SOURCE DATA:
# # # #
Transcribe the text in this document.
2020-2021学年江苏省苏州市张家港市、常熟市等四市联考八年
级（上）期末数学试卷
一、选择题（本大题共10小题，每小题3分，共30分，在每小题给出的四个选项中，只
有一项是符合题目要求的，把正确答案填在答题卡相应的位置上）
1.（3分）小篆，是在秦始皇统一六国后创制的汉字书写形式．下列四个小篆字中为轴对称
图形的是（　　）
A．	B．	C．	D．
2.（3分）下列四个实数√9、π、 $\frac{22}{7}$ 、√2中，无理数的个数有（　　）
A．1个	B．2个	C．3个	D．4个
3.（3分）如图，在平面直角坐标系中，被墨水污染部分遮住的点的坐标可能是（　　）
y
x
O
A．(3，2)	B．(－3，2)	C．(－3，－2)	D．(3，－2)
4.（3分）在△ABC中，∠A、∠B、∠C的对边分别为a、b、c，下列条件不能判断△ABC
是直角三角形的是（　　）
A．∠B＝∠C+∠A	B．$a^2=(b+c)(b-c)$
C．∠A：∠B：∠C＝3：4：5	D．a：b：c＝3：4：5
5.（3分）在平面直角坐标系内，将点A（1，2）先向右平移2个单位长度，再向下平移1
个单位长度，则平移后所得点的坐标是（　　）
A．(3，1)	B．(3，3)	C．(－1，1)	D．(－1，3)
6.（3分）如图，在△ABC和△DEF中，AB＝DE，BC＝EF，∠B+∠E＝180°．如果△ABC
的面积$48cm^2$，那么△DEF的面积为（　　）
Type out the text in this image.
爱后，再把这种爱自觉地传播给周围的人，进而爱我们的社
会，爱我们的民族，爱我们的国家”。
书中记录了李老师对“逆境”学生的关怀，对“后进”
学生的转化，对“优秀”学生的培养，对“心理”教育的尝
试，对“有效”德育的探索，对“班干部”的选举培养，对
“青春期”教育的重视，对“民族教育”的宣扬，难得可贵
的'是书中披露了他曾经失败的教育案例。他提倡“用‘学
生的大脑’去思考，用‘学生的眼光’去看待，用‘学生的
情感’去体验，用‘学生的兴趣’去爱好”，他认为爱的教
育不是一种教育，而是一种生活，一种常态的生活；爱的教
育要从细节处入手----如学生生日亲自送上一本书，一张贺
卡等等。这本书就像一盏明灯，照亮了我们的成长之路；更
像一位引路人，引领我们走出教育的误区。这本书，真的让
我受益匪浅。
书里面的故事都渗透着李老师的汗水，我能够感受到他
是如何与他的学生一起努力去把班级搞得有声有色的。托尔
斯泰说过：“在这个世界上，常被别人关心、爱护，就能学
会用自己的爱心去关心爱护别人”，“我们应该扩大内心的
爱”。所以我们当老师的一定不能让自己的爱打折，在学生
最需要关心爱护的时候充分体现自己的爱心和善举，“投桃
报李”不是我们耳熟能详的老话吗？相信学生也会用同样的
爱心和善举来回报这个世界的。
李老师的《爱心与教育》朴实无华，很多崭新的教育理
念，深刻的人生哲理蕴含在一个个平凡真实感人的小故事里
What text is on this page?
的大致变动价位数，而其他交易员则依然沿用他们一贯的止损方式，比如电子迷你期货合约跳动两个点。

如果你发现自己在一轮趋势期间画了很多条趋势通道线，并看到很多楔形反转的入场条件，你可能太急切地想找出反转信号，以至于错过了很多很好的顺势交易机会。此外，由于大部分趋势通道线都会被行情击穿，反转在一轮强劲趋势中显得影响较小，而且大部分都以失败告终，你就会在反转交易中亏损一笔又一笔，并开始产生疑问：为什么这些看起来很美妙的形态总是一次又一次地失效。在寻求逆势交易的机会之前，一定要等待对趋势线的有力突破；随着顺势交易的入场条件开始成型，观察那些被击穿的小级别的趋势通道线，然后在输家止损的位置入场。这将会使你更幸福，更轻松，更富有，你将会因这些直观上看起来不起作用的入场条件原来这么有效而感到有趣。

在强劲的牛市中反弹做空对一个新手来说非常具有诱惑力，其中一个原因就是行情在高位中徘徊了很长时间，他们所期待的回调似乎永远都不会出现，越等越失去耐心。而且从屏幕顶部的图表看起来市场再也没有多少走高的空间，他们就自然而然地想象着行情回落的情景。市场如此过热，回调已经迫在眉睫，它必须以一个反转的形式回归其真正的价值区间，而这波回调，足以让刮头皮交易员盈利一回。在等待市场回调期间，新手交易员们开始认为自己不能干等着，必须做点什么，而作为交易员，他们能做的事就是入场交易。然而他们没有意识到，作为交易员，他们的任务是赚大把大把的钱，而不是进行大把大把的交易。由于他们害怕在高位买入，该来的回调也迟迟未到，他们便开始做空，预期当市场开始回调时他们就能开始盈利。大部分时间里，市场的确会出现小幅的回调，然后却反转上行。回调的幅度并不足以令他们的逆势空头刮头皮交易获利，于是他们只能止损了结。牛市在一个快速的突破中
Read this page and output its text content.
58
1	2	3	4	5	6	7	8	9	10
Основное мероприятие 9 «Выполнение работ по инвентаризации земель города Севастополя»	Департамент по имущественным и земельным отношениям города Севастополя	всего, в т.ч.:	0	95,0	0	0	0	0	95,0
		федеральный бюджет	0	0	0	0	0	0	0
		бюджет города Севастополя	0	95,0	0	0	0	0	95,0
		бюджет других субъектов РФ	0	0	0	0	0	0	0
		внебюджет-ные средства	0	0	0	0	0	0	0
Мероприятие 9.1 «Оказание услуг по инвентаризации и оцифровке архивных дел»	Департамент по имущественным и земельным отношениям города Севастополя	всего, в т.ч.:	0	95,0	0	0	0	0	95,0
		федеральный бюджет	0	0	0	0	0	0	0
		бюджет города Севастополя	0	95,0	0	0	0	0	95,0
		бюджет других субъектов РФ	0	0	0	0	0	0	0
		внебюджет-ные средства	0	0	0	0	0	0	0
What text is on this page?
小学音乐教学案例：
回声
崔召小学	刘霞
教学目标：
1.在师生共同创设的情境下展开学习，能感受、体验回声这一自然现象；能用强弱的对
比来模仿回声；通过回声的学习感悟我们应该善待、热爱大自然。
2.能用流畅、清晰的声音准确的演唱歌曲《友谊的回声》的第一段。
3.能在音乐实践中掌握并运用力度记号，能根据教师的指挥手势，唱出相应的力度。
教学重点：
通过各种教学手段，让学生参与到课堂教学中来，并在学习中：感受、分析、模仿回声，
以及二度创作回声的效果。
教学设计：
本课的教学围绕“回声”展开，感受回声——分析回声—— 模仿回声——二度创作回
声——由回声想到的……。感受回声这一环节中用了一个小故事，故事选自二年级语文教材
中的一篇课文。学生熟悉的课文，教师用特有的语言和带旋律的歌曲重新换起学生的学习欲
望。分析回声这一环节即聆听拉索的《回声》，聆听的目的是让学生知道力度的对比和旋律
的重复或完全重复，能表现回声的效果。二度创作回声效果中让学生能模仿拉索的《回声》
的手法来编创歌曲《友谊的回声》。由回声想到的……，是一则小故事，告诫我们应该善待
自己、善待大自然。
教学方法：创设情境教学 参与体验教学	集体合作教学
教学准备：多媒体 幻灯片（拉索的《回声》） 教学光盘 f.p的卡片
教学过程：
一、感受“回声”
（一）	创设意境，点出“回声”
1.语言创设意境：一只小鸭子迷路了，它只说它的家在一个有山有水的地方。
# # # #
DO THIS: Every record above should be copied exactly.

ANSWER IN FULL:
Transcribe the text in this document.
2020-2021学年江苏省苏州市张家港市、常熟市等四市联考八年
级（上）期末数学试卷
一、选择题（本大题共10小题，每小题3分，共30分，在每小题给出的四个选项中，只
有一项是符合题目要求的，把正确答案填在答题卡相应的位置上）
1.（3分）小篆，是在秦始皇统一六国后创制的汉字书写形式．下列四个小篆字中为轴对称
图形的是（　　）
A．	B．	C．	D．
2.（3分）下列四个实数√9、π、 $\frac{22}{7}$ 、√2中，无理数的个数有（　　）
A．1个	B．2个	C．3个	D．4个
3.（3分）如图，在平面直角坐标系中，被墨水污染部分遮住的点的坐标可能是（　　）
y
x
O
A．(3，2)	B．(－3，2)	C．(－3，－2)	D．(3，－2)
4.（3分）在△ABC中，∠A、∠B、∠C的对边分别为a、b、c，下列条件不能判断△ABC
是直角三角形的是（　　）
A．∠B＝∠C+∠A	B．$a^2=(b+c)(b-c)$
C．∠A：∠B：∠C＝3：4：5	D．a：b：c＝3：4：5
5.（3分）在平面直角坐标系内，将点A（1，2）先向右平移2个单位长度，再向下平移1
个单位长度，则平移后所得点的坐标是（　　）
A．(3，1)	B．(3，3)	C．(－1，1)	D．(－1，3)
6.（3分）如图，在△ABC和△DEF中，AB＝DE，BC＝EF，∠B+∠E＝180°．如果△ABC
的面积$48cm^2$，那么△DEF的面积为（　　）
Type out the text in this image.
爱后，再把这种爱自觉地传播给周围的人，进而爱我们的社
会，爱我们的民族，爱我们的国家”。
书中记录了李老师对“逆境”学生的关怀，对“后进”
学生的转化，对“优秀”学生的培养，对“心理”教育的尝
试，对“有效”德育的探索，对“班干部”的选举培养，对
“青春期”教育的重视，对“民族教育”的宣扬，难得可贵
的'是书中披露了他曾经失败的教育案例。他提倡“用‘学
生的大脑’去思考，用‘学生的眼光’去看待，用‘学生的
情感’去体验，用‘学生的兴趣’去爱好”，他认为爱的教
育不是一种教育，而是一种生活，一种常态的生活；爱的教
育要从细节处入手----如学生生日亲自送上一本书，一张贺
卡等等。这本书就像一盏明灯，照亮了我们的成长之路；更
像一位引路人，引领我们走出教育的误区。这本书，真的让
我受益匪浅。
书里面的故事都渗透着李老师的汗水，我能够感受到他
是如何与他的学生一起努力去把班级搞得有声有色的。托尔
斯泰说过：“在这个世界上，常被别人关心、爱护，就能学
会用自己的爱心去关心爱护别人”，“我们应该扩大内心的
爱”。所以我们当老师的一定不能让自己的爱打折，在学生
最需要关心爱护的时候充分体现自己的爱心和善举，“投桃
报李”不是我们耳熟能详的老话吗？相信学生也会用同样的
爱心和善举来回报这个世界的。
李老师的《爱心与教育》朴实无华，很多崭新的教育理
念，深刻的人生哲理蕴含在一个个平凡真实感人的小故事里
What text is on this page?
的大致变动价位数，而其他交易员则依然沿用他们一贯的止损方式，比如电子迷你期货合约跳动两个点。

如果你发现自己在一轮趋势期间画了很多条趋势通道线，并看到很多楔形反转的入场条件，你可能太急切地想找出反转信号，以至于错过了很多很好的顺势交易机会。此外，由于大部分趋势通道线都会被行情击穿，反转在一轮强劲趋势中显得影响较小，而且大部分都以失败告终，你就会在反转交易中亏损一笔又一笔，并开始产生疑问：为什么这些看起来很美妙的形态总是一次又一次地失效。在寻求逆势交易的机会之前，一定要等待对趋势线的有力突破；随着顺势交易的入场条件开始成型，观察那些被击穿的小级别的趋势通道线，然后在输家止损的位置入场。这将会使你更幸福，更轻松，更富有，你将会因这些直观上看起来不起作用的入场条件原来这么有效而感到有趣。

在强劲的牛市中反弹做空对一个新手来说非常具有诱惑力，其中一个原因就是行情在高位中徘徊了很长时间，他们所期待的回调似乎永远都不会出现，越等越失去耐心。而且从屏幕顶部的图表看起来市场再也没有多少走高的空间，他们就自然而然地想象着行情回落的情景。市场如此过热，回调已经迫在眉睫，它必须以一个反转的形式回归其真正的价值区间，而这波回调，足以让刮头皮交易员盈利一回。在等待市场回调期间，新手交易员们开始认为自己不能干等着，必须做点什么，而作为交易员，他们能做的事就是入场交易。然而他们没有意识到，作为交易员，他们的任务是赚大把大把的钱，而不是进行大把大把的交易。由于他们害怕在高位买入，该来的回调也迟迟未到，他们便开始做空，预期当市场开始回调时他们就能开始盈利。大部分时间里，市场的确会出现小幅的回调，然后却反转上行。回调的幅度并不足以令他们的逆势空头刮头皮交易获利，于是他们只能止损了结。牛市在一个快速的突破中
Read this page and output its text content.
58
1	2	3	4	5	6	7	8	9	10
Основное мероприятие 9 «Выполнение работ по инвентаризации земель города Севастополя»	Департамент по имущественным и земельным отношениям города Севастополя	всего, в т.ч.:	0	95,0	0	0	0	0	95,0
		федеральный бюджет	0	0	0	0	0	0	0
		бюджет города Севастополя	0	95,0	0	0	0	0	95,0
		бюджет других субъектов РФ	0	0	0	0	0	0	0
		внебюджет-ные средства	0	0	0	0	0	0	0
Мероприятие 9.1 «Оказание услуг по инвентаризации и оцифровке архивных дел»	Департамент по имущественным и земельным отношениям города Севастополя	всего, в т.ч.:	0	95,0	0	0	0	0	95,0
		федеральный бюджет	0	0	0	0	0	0	0
		бюджет города Севастополя	0	95,0	0	0	0	0	95,0
		бюджет других субъектов РФ	0	0	0	0	0	0	0
		внебюджет-ные средства	0	0	0	0	0	0	0
What text is on this page?
小学音乐教学案例：
回声
崔召小学	刘霞
教学目标：
1.在师生共同创设的情境下展开学习，能感受、体验回声这一自然现象；能用强弱的对
比来模仿回声；通过回声的学习感悟我们应该善待、热爱大自然。
2.能用流畅、清晰的声音准确的演唱歌曲《友谊的回声》的第一段。
3.能在音乐实践中掌握并运用力度记号，能根据教师的指挥手势，唱出相应的力度。
教学重点：
通过各种教学手段，让学生参与到课堂教学中来，并在学习中：感受、分析、模仿回声，
以及二度创作回声的效果。
教学设计：
本课的教学围绕“回声”展开，感受回声——分析回声—— 模仿回声——二度创作回
声——由回声想到的……。感受回声这一环节中用了一个小故事，故事选自二年级语文教材
中的一篇课文。学生熟悉的课文，教师用特有的语言和带旋律的歌曲重新换起学生的学习欲
望。分析回声这一环节即聆听拉索的《回声》，聆听的目的是让学生知道力度的对比和旋律
的重复或完全重复，能表现回声的效果。二度创作回声效果中让学生能模仿拉索的《回声》
的手法来编创歌曲《友谊的回声》。由回声想到的……，是一则小故事，告诫我们应该善待
自己、善待大自然。
教学方法：创设情境教学 参与体验教学	集体合作教学
教学准备：多媒体 幻灯片（拉索的《回声》） 教学光盘 f.p的卡片
教学过程：
一、感受“回声”
（一）	创设意境，点出“回声”
1.语言创设意境：一只小鸭子迷路了，它只说它的家在一个有山有水的地方。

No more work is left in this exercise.